→ Problem requirements:
Return the material below in full and exactly.

(Records about charts and figures)
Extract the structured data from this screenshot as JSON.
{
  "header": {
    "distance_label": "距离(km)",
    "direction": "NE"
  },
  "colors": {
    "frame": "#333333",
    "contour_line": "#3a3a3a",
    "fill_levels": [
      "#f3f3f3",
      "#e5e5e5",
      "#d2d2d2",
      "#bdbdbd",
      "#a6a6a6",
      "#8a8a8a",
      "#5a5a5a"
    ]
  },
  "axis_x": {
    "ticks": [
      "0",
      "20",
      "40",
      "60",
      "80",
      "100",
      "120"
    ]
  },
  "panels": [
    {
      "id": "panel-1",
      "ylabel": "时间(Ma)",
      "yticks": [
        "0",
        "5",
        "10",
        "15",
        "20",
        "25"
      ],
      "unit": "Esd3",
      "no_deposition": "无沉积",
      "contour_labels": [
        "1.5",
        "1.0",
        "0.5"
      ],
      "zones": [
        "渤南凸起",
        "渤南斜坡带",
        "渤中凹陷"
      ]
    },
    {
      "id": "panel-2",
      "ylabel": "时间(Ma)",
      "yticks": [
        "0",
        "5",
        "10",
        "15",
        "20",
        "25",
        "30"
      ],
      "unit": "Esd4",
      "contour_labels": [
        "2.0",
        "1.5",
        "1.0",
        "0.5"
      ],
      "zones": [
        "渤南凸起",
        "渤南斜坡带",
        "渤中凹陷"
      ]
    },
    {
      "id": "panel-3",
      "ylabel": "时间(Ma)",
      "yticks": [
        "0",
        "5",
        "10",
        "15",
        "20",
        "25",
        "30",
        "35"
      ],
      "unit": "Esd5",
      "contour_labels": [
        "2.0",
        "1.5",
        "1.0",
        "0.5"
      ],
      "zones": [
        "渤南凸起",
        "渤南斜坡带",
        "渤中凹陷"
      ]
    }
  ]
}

→ Task solution:
Extract the structured data from this screenshot as JSON.
{
  "header": {
    "distance_label": "距离(km)",
    "direction": "NE"
  },
  "colors": {
    "frame": "#333333",
    "contour_line": "#3a3a3a",
    "fill_levels": [
      "#f3f3f3",
      "#e5e5e5",
      "#d2d2d2",
      "#bdbdbd",
      "#a6a6a6",
      "#8a8a8a",
      "#5a5a5a"
    ]
  },
  "axis_x": {
    "ticks": [
      "0",
      "20",
      "40",
      "60",
      "80",
      "100",
      "120"
    ]
  },
  "panels": [
    {
      "id": "panel-1",
      "ylabel": "时间(Ma)",
      "yticks": [
        "0",
        "5",
        "10",
        "15",
        "20",
        "25"
      ],
      "unit": "Esd3",
      "no_deposition": "无沉积",
      "contour_labels": [
        "1.5",
        "1.0",
        "0.5"
      ],
      "zones": [
        "渤南凸起",
        "渤南斜坡带",
        "渤中凹陷"
      ]
    },
    {
      "id": "panel-2",
      "ylabel": "时间(Ma)",
      "yticks": [
        "0",
        "5",
        "10",
        "15",
        "20",
        "25",
        "30"
      ],
      "unit": "Esd4",
      "contour_labels": [
        "2.0",
        "1.5",
        "1.0",
        "0.5"
      ],
      "zones": [
        "渤南凸起",
        "渤南斜坡带",
        "渤中凹陷"
      ]
    },
    {
      "id": "panel-3",
      "ylabel": "时间(Ma)",
      "yticks": [
        "0",
        "5",
        "10",
        "15",
        "20",
        "25",
        "30",
        "35"
      ],
      "unit": "Esd5",
      "contour_labels": [
        "2.0",
        "1.5",
        "1.0",
        "0.5"
      ],
      "zones": [
        "渤南凸起",
        "渤南斜坡带",
        "渤中凹陷"
      ]
    }
  ]
}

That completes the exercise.